Saved entries
>>
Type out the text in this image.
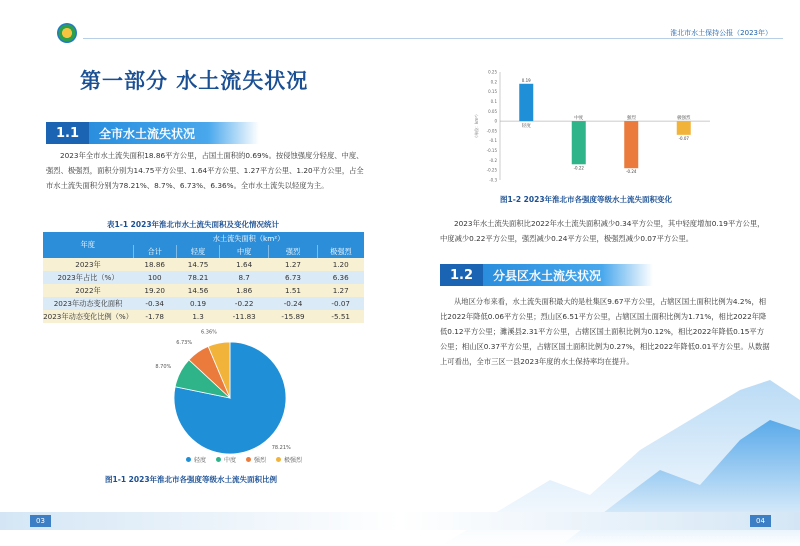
淮北市水土保持公报（2023年）
第一部分 水土流失状况
1.1	全市水土流失状况
2023年全市水土流失面积18.86平方公里，占国土面积的0.69%。按侵蚀强度分轻度、中度、强烈、极强烈，面积分别为14.75平方公里、1.64平方公里、1.27平方公里、1.20平方公里，占全市水土流失面积分别为78.21%、8.7%、6.73%、6.36%。全市水土流失以轻度为主。
表1-1 2023年淮北市水土流失面积及变化情况统计
年度	水土流失面积（km²）				
	合计	轻度	中度	强烈	极强烈
2023年	18.86	14.75	1.64	1.27	1.20
2023年占比（%）	100	78.21	8.7	6.73	6.36
2022年	19.20	14.56	1.86	1.51	1.27
2023年动态变化面积	-0.34	0.19	-0.22	-0.24	-0.07
2023年动态变化比例（%）	-1.78	1.3	-11.83	-15.89	-5.51
78.21%
8.70%
6.73%
6.36%
轻度	中度	强烈	极强烈
图1-1 2023年淮北市各强度等级水土流失面积比例
0.25
0.2
0.15
0.1
0.05
0
-0.05
-0.1
-0.15
-0.2
-0.25
-0.3
（单位：km²）
0.19
轻度
-0.22
中度
-0.24
强烈
-0.07
极强烈
图1-2 2023年淮北市各强度等级水土流失面积变化
2023年水土流失面积比2022年水土流失面积减少0.34平方公里，其中轻度增加0.19平方公里，中度减少0.22平方公里，强烈减少0.24平方公里，极强烈减少0.07平方公里。
1.2	分县区水土流失状况
从地区分布来看，水土流失面积最大的是杜集区9.67平方公里，占辖区国土面积比例为4.2%，相比2022年降低0.06平方公里；烈山区6.51平方公里，占辖区国土面积比例为1.71%，相比2022年降低0.12平方公里；濉溪县2.31平方公里，占辖区国土面积比例为0.12%，相比2022年降低0.15平方公里；相山区0.37平方公里，占辖区国土面积比例为0.27%，相比2022年降低0.01平方公里。从数据上可看出，全市三区一县2023年度的水土保持率均在提升。
03	04
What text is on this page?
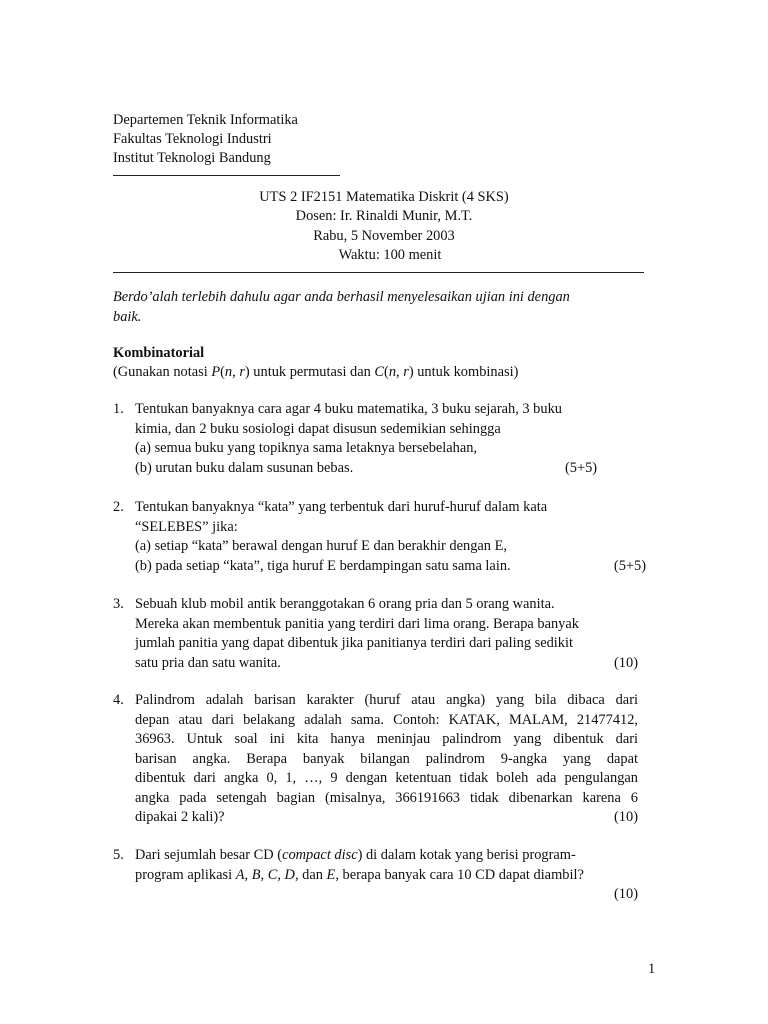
Departemen Teknik Informatika
Fakultas Teknologi Industri
Institut Teknologi Bandung
UTS 2 IF2151 Matematika Diskrit (4 SKS)
Dosen: Ir. Rinaldi Munir, M.T.
Rabu, 5 November 2003
Waktu: 100 menit
Berdo’alah terlebih dahulu agar anda berhasil menyelesaikan ujian ini dengan
baik.
Kombinatorial
(Gunakan notasi P(n, r) untuk permutasi dan C(n, r) untuk kombinasi)
1. Tentukan banyaknya cara agar 4 buku matematika, 3 buku sejarah, 3 buku
kimia, dan 2 buku sosiologi dapat disusun sedemikian sehingga
(a) semua buku yang topiknya sama letaknya bersebelahan,
(b) urutan buku dalam susunan bebas.	(5+5)
2. Tentukan banyaknya “kata” yang terbentuk dari huruf-huruf dalam kata
“SELEBES” jika:
(a) setiap “kata” berawal dengan huruf E dan berakhir dengan E,
(b) pada setiap “kata”, tiga huruf E berdampingan satu sama lain.	(5+5)
3. Sebuah klub mobil antik beranggotakan 6 orang pria dan 5 orang wanita.
Mereka akan membentuk panitia yang terdiri dari lima orang. Berapa banyak
jumlah panitia yang dapat dibentuk jika panitianya terdiri dari paling sedikit
satu pria dan satu wanita.	(10)
4. Palindrom adalah barisan karakter (huruf atau angka) yang bila dibaca dari
depan atau dari belakang adalah sama. Contoh: KATAK, MALAM, 21477412,
36963. Untuk soal ini kita hanya meninjau palindrom yang dibentuk dari
barisan angka. Berapa banyak bilangan palindrom 9-angka yang dapat
dibentuk dari angka 0, 1, …, 9 dengan ketentuan tidak boleh ada pengulangan
angka pada setengah bagian (misalnya, 366191663 tidak dibenarkan karena 6
dipakai 2 kali)?	(10)
5. Dari sejumlah besar CD (compact disc) di dalam kotak yang berisi program-
program aplikasi A, B, C, D, dan E, berapa banyak cara 10 CD dapat diambil?
(10)
1
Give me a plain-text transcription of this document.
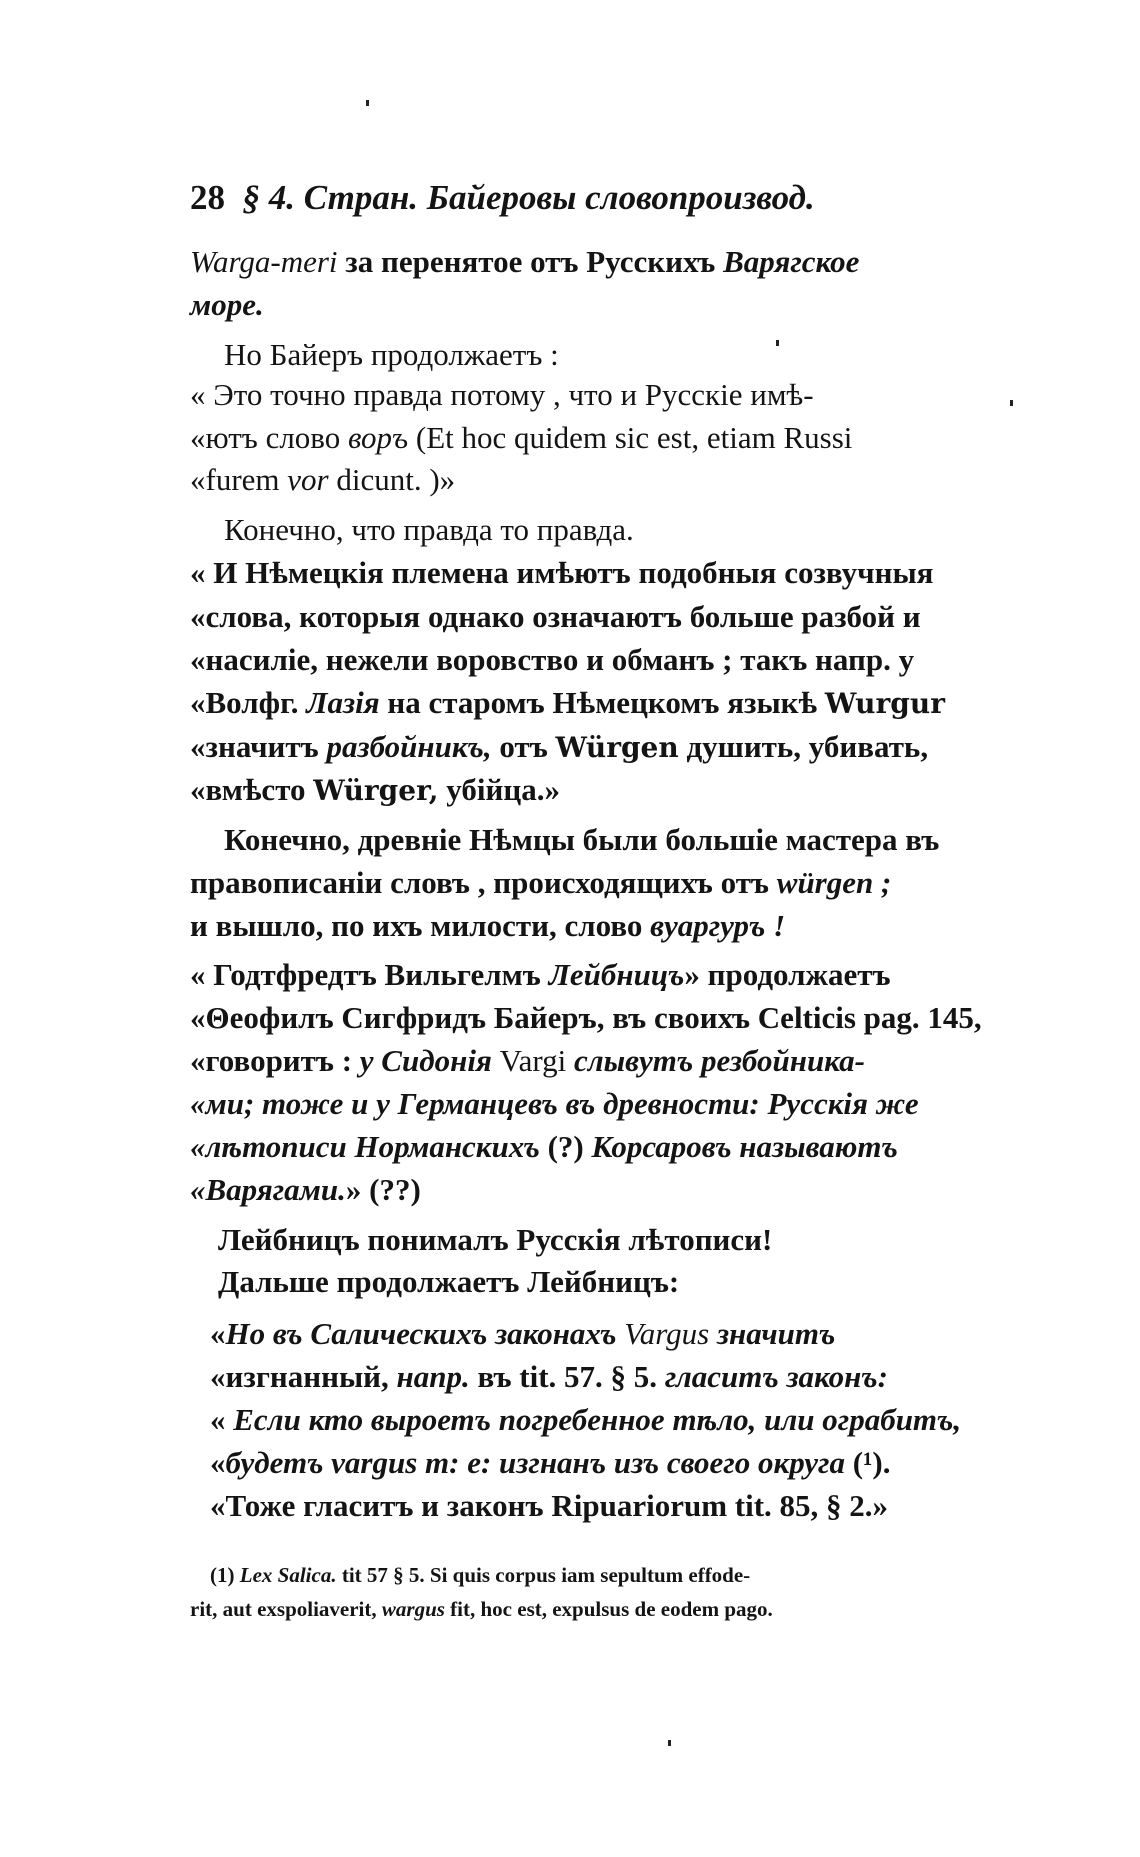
28 § 4. Стран. Байеровы словопроизвод.
Warga-meri за перенятое отъ Русскихъ Варягское
море.
Но Байеръ продолжаетъ :
« Это точно правда потому , что и Русскіе имѣ-
«ютъ слово воръ (Et hoc quidem sic est, etiam Russi
«furem vor dicunt. )»
Конечно, что правда то правда.
« И Нѣмецкія племена имѣютъ подобныя созвучныя
«слова, которыя однако означаютъ больше разбой и
«насиліе, нежели воровство и обманъ ; такъ напр. у
«Волфг. Лазія на старомъ Нѣмецкомъ языкѣ Wurgur
«значитъ разбойникъ, отъ Würgen душить, убивать,
«вмѣсто Würger, убійца.»
Конечно, древніе Нѣмцы были большіе мастера въ
правописаніи словъ , происходящихъ отъ würgen ;
и вышло, по ихъ милости, слово вуаргуръ !
« Годтфредтъ Вильгелмъ Лейбницъ» продолжаетъ
«Θеофилъ Сигфридъ Байеръ, въ своихъ Celticis pag. 145,
«говоритъ : у Сидонія Vargi слывутъ резбойника-
«ми; тоже и у Германцевъ въ древности: Русскія же
«лѣтописи Норманскихъ (?) Корсаровъ называютъ
«Варягами.» (??)
Лейбницъ понималъ Русскія лѣтописи!
Дальше продолжаетъ Лейбницъ:
«Но въ Салическихъ законахъ Vargus значитъ
«изгнанный, напр. въ tit. 57. § 5. гласитъ законъ:
« Если кто выроетъ погребенное тѣло, или ограбитъ,
«будетъ vargus т: е: изгнанъ изъ своего округа (¹).
«Тоже гласитъ и законъ Ripuariorum tit. 85, § 2.»
(1) Lex Salica. tit 57 § 5. Si quis corpus iam sepultum effode-
rit, aut exspoliaverit, wargus fit, hoc est, expulsus de eodem pago.
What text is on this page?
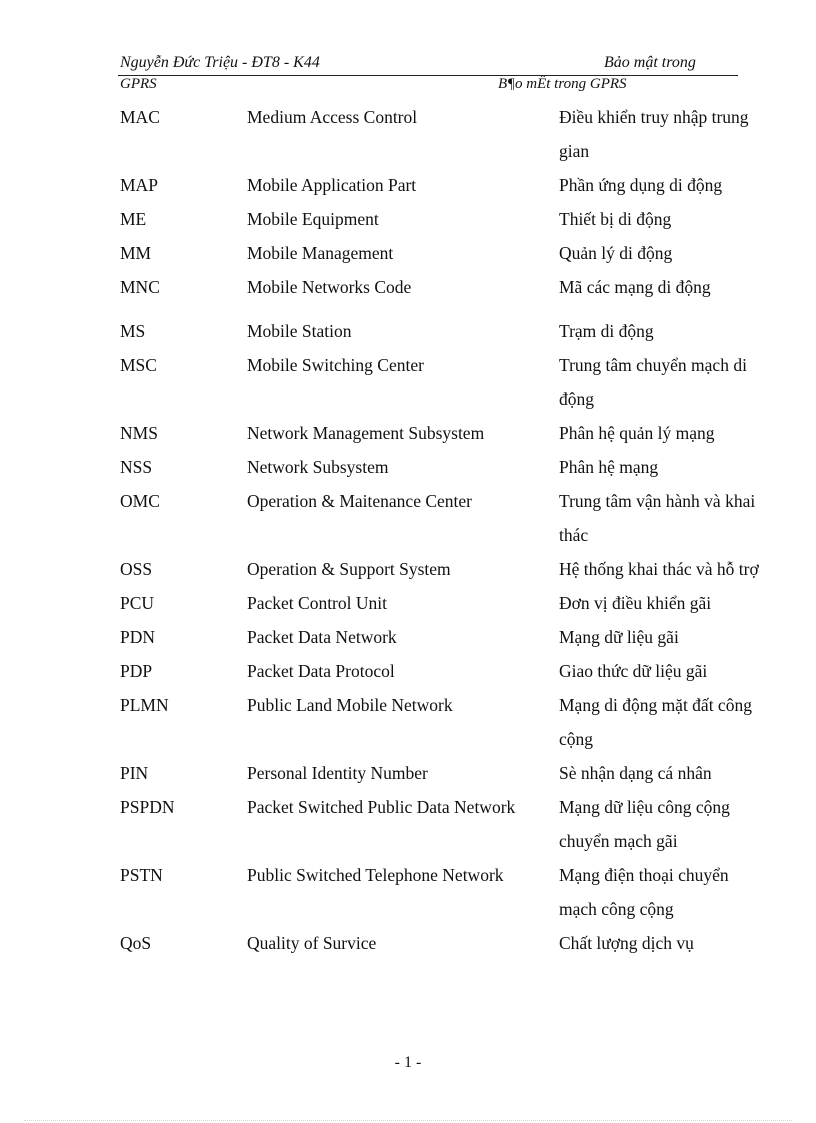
Nguyễn Đức Triệu - ĐT8 - K44	Bảo mật trong
GPRS	B¶o mËt trong GPRS
MAC	Medium Access Control	Điều khiển truy nhập trung gian
MAP	Mobile Application Part	Phần ứng dụng di động
ME	Mobile Equipment	Thiết bị di động
MM	Mobile Management	Quản lý di động
MNC	Mobile Networks Code	Mã các mạng di động
MS	Mobile Station	Trạm di động
MSC	Mobile Switching Center	Trung tâm chuyển mạch di động
NMS	Network Management Subsystem	Phân hệ quản lý mạng
NSS	Network Subsystem	Phân hệ mạng
OMC	Operation & Maitenance Center	Trung tâm vận hành và khai thác
OSS	Operation & Support System	Hệ thống khai thác và hỗ trợ
PCU	Packet Control Unit	Đơn vị điều khiển gãi
PDN	Packet Data Network	Mạng dữ liệu gãi
PDP	Packet Data Protocol	Giao thức dữ liệu gãi
PLMN	Public Land Mobile Network	Mạng di động mặt đất công cộng
PIN	Personal Identity Number	Sè nhận dạng cá nhân
PSPDN	Packet Switched Public Data Network	Mạng dữ liệu công cộng chuyển mạch gãi
PSTN	Public Switched Telephone Network	Mạng điện thoại chuyển mạch công cộng
QoS	Quality of Survice	Chất lượng dịch vụ
- 1 -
<<
YOUR OBJECTIVE: Isolate each line of the listing above that includes "khiển". Copy it.

EXPECTED ANSWER:
MAC	Medium Access Control	Điều khiển truy nhập trung gian
PCU	Packet Control Unit	Đơn vị điều khiển gãi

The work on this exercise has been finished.